Data excerpts
§ §

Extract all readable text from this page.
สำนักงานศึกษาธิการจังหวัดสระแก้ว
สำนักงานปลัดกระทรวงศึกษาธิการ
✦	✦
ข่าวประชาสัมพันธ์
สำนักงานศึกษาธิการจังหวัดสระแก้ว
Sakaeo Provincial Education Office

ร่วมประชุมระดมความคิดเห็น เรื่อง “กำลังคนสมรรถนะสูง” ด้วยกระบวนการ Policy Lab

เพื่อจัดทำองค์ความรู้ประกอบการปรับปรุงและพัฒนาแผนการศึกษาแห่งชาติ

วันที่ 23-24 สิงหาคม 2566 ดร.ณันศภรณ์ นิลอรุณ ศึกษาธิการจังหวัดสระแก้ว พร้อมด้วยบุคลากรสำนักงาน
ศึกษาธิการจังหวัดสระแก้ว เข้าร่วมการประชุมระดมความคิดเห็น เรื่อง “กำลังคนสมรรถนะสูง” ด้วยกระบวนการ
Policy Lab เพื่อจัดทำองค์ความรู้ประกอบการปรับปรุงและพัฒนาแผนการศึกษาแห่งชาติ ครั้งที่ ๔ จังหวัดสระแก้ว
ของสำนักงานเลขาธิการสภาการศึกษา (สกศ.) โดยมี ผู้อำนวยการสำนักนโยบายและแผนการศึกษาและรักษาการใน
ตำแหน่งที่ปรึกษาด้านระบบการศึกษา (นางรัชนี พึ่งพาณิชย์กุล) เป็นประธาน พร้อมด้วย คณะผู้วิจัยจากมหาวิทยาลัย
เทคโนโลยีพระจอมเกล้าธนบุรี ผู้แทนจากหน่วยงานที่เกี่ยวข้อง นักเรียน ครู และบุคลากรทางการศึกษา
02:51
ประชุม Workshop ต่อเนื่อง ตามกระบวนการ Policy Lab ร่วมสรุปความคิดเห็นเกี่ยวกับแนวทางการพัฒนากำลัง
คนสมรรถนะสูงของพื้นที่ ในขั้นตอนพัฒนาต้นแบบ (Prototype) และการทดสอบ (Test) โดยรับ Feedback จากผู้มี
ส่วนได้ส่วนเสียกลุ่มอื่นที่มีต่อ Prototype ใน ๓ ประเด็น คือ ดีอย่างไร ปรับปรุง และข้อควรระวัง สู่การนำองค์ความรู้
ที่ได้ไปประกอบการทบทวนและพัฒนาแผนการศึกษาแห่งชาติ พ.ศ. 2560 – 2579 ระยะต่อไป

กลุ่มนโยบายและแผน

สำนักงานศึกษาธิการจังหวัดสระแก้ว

§ §

◆ **Problem requirements**:
Write out every entry again exactly, please, with nothing missing.

◆ **Task result**:
Extract all readable text from this page.
สำนักงานศึกษาธิการจังหวัดสระแก้ว
สำนักงานปลัดกระทรวงศึกษาธิการ
✦	✦
ข่าวประชาสัมพันธ์
สำนักงานศึกษาธิการจังหวัดสระแก้ว
Sakaeo Provincial Education Office

ร่วมประชุมระดมความคิดเห็น เรื่อง “กำลังคนสมรรถนะสูง” ด้วยกระบวนการ Policy Lab

เพื่อจัดทำองค์ความรู้ประกอบการปรับปรุงและพัฒนาแผนการศึกษาแห่งชาติ

วันที่ 23-24 สิงหาคม 2566 ดร.ณันศภรณ์ นิลอรุณ ศึกษาธิการจังหวัดสระแก้ว พร้อมด้วยบุคลากรสำนักงาน
ศึกษาธิการจังหวัดสระแก้ว เข้าร่วมการประชุมระดมความคิดเห็น เรื่อง “กำลังคนสมรรถนะสูง” ด้วยกระบวนการ
Policy Lab เพื่อจัดทำองค์ความรู้ประกอบการปรับปรุงและพัฒนาแผนการศึกษาแห่งชาติ ครั้งที่ ๔ จังหวัดสระแก้ว
ของสำนักงานเลขาธิการสภาการศึกษา (สกศ.) โดยมี ผู้อำนวยการสำนักนโยบายและแผนการศึกษาและรักษาการใน
ตำแหน่งที่ปรึกษาด้านระบบการศึกษา (นางรัชนี พึ่งพาณิชย์กุล) เป็นประธาน พร้อมด้วย คณะผู้วิจัยจากมหาวิทยาลัย
เทคโนโลยีพระจอมเกล้าธนบุรี ผู้แทนจากหน่วยงานที่เกี่ยวข้อง นักเรียน ครู และบุคลากรทางการศึกษา
02:51
ประชุม Workshop ต่อเนื่อง ตามกระบวนการ Policy Lab ร่วมสรุปความคิดเห็นเกี่ยวกับแนวทางการพัฒนากำลัง
คนสมรรถนะสูงของพื้นที่ ในขั้นตอนพัฒนาต้นแบบ (Prototype) และการทดสอบ (Test) โดยรับ Feedback จากผู้มี
ส่วนได้ส่วนเสียกลุ่มอื่นที่มีต่อ Prototype ใน ๓ ประเด็น คือ ดีอย่างไร ปรับปรุง และข้อควรระวัง สู่การนำองค์ความรู้
ที่ได้ไปประกอบการทบทวนและพัฒนาแผนการศึกษาแห่งชาติ พ.ศ. 2560 – 2579 ระยะต่อไป

กลุ่มนโยบายและแผน

สำนักงานศึกษาธิการจังหวัดสระแก้ว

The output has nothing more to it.